◆ **ENTRADAS DE DATOS**:
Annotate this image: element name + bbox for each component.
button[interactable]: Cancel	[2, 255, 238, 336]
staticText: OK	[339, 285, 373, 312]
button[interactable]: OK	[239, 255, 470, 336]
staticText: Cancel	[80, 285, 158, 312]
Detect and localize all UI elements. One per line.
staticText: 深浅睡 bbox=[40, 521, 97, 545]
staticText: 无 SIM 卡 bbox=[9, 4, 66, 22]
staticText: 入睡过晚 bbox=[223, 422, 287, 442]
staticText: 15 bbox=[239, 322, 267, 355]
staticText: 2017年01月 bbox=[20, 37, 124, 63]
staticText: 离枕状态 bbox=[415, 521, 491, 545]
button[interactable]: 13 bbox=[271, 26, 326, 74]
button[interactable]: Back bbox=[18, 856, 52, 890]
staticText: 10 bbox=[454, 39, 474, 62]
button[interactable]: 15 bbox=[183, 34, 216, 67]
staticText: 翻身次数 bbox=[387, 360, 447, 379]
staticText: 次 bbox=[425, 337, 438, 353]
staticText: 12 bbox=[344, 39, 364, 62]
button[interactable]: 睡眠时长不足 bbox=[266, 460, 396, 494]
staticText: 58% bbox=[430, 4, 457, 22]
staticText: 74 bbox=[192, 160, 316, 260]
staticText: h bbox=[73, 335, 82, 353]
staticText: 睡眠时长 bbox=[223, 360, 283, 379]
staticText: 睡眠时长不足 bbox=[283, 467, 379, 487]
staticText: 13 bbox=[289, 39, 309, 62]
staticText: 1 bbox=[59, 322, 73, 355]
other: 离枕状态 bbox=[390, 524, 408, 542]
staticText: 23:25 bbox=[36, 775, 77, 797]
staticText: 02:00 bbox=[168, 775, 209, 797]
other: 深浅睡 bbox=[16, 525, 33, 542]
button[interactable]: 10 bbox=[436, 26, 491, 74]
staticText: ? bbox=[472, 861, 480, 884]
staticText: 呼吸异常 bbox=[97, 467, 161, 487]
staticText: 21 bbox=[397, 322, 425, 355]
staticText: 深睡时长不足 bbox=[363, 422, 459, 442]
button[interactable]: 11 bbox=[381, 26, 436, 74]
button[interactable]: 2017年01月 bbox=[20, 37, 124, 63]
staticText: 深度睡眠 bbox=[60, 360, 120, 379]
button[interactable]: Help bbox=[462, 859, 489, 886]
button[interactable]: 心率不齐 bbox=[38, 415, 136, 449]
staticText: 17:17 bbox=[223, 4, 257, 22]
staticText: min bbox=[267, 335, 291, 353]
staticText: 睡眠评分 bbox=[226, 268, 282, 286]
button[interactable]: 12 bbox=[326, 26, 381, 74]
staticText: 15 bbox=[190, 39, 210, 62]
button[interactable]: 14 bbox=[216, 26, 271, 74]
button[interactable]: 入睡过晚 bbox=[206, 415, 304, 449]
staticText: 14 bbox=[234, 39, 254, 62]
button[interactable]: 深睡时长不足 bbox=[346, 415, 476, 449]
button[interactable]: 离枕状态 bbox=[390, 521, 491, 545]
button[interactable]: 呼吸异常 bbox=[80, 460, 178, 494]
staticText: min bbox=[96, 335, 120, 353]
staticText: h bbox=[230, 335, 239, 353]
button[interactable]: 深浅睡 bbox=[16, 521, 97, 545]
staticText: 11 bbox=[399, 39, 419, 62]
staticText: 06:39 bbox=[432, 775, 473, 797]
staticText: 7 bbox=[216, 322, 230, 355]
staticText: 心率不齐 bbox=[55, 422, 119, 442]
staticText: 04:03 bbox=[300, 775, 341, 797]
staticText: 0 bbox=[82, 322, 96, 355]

◆ **DESCRIPCIÓN DEL EJERCICIO**:
Organiza todas las líneas de las entradas de arriba en una tabla de Markdown con dos columnas: «N.º» para el número de fila y «Línea» para el texto. Deja fuera las líneas en blanco.

◆ **RESULTADO DEL EJERCICIO**:
| N.º | Línea |
|---|---|
| 1 | Annotate this image: element name + bbox for each component. |
| 2 | button[interactable]: Cancel	[2, 255, 238, 336] |
| 3 | staticText: OK	[339, 285, 373, 312] |
| 4 | button[interactable]: OK	[239, 255, 470, 336] |
| 5 | staticText: Cancel	[80, 285, 158, 312] |
| 6 | Detect and localize all UI elements. One per line. |
| 7 | staticText: 深浅睡 bbox=[40, 521, 97, 545] |
| 8 | staticText: 无 SIM 卡 bbox=[9, 4, 66, 22] |
| 9 | staticText: 入睡过晚 bbox=[223, 422, 287, 442] |
| 10 | staticText: 15 bbox=[239, 322, 267, 355] |
| 11 | staticText: 2017年01月 bbox=[20, 37, 124, 63] |
| 12 | staticText: 离枕状态 bbox=[415, 521, 491, 545] |
| 13 | button[interactable]: 13 bbox=[271, 26, 326, 74] |
| 14 | button[interactable]: Back bbox=[18, 856, 52, 890] |
| 15 | staticText: 10 bbox=[454, 39, 474, 62] |
| 16 | button[interactable]: 15 bbox=[183, 34, 216, 67] |
| 17 | staticText: 翻身次数 bbox=[387, 360, 447, 379] |
| 18 | staticText: 次 bbox=[425, 337, 438, 353] |
| 19 | staticText: 12 bbox=[344, 39, 364, 62] |
| 20 | button[interactable]: 睡眠时长不足 bbox=[266, 460, 396, 494] |
| 21 | staticText: 58% bbox=[430, 4, 457, 22] |
| 22 | staticText: 74 bbox=[192, 160, 316, 260] |
| 23 | staticText: h bbox=[73, 335, 82, 353] |
| 24 | staticText: 睡眠时长 bbox=[223, 360, 283, 379] |
| 25 | staticText: 睡眠时长不足 bbox=[283, 467, 379, 487] |
| 26 | staticText: 13 bbox=[289, 39, 309, 62] |
| 27 | staticText: 1 bbox=[59, 322, 73, 355] |
| 28 | other: 离枕状态 bbox=[390, 524, 408, 542] |
| 29 | staticText: 23:25 bbox=[36, 775, 77, 797] |
| 30 | staticText: 02:00 bbox=[168, 775, 209, 797] |
| 31 | other: 深浅睡 bbox=[16, 525, 33, 542] |
| 32 | button[interactable]: 10 bbox=[436, 26, 491, 74] |
| 33 | staticText: ? bbox=[472, 861, 480, 884] |
| 34 | staticText: 呼吸异常 bbox=[97, 467, 161, 487] |
| 35 | staticText: 21 bbox=[397, 322, 425, 355] |
| 36 | staticText: 深睡时长不足 bbox=[363, 422, 459, 442] |
| 37 | button[interactable]: 11 bbox=[381, 26, 436, 74] |
| 38 | button[interactable]: 2017年01月 bbox=[20, 37, 124, 63] |
| 39 | staticText: 深度睡眠 bbox=[60, 360, 120, 379] |
| 40 | button[interactable]: Help bbox=[462, 859, 489, 886] |
| 41 | button[interactable]: 心率不齐 bbox=[38, 415, 136, 449] |
| 42 | staticText: 17:17 bbox=[223, 4, 257, 22] |
| 43 | staticText: min bbox=[267, 335, 291, 353] |
| 44 | staticText: 睡眠评分 bbox=[226, 268, 282, 286] |
| 45 | button[interactable]: 12 bbox=[326, 26, 381, 74] |
| 46 | staticText: 15 bbox=[190, 39, 210, 62] |
| 47 | button[interactable]: 14 bbox=[216, 26, 271, 74] |
| 48 | button[interactable]: 入睡过晚 bbox=[206, 415, 304, 449] |
| 49 | staticText: 14 bbox=[234, 39, 254, 62] |
| 50 | button[interactable]: 深睡时长不足 bbox=[346, 415, 476, 449] |
| 51 | button[interactable]: 离枕状态 bbox=[390, 521, 491, 545] |
| 52 | button[interactable]: 呼吸异常 bbox=[80, 460, 178, 494] |
| 53 | staticText: min bbox=[96, 335, 120, 353] |
| 54 | staticText: h bbox=[230, 335, 239, 353] |
| 55 | button[interactable]: 深浅睡 bbox=[16, 521, 97, 545] |
| 56 | staticText: 11 bbox=[399, 39, 419, 62] |
| 57 | staticText: 06:39 bbox=[432, 775, 473, 797] |
| 58 | staticText: 7 bbox=[216, 322, 230, 355] |
| 59 | staticText: 心率不齐 bbox=[55, 422, 119, 442] |
| 60 | staticText: 04:03 bbox=[300, 775, 341, 797] |
| 61 | staticText: 0 bbox=[82, 322, 96, 355] |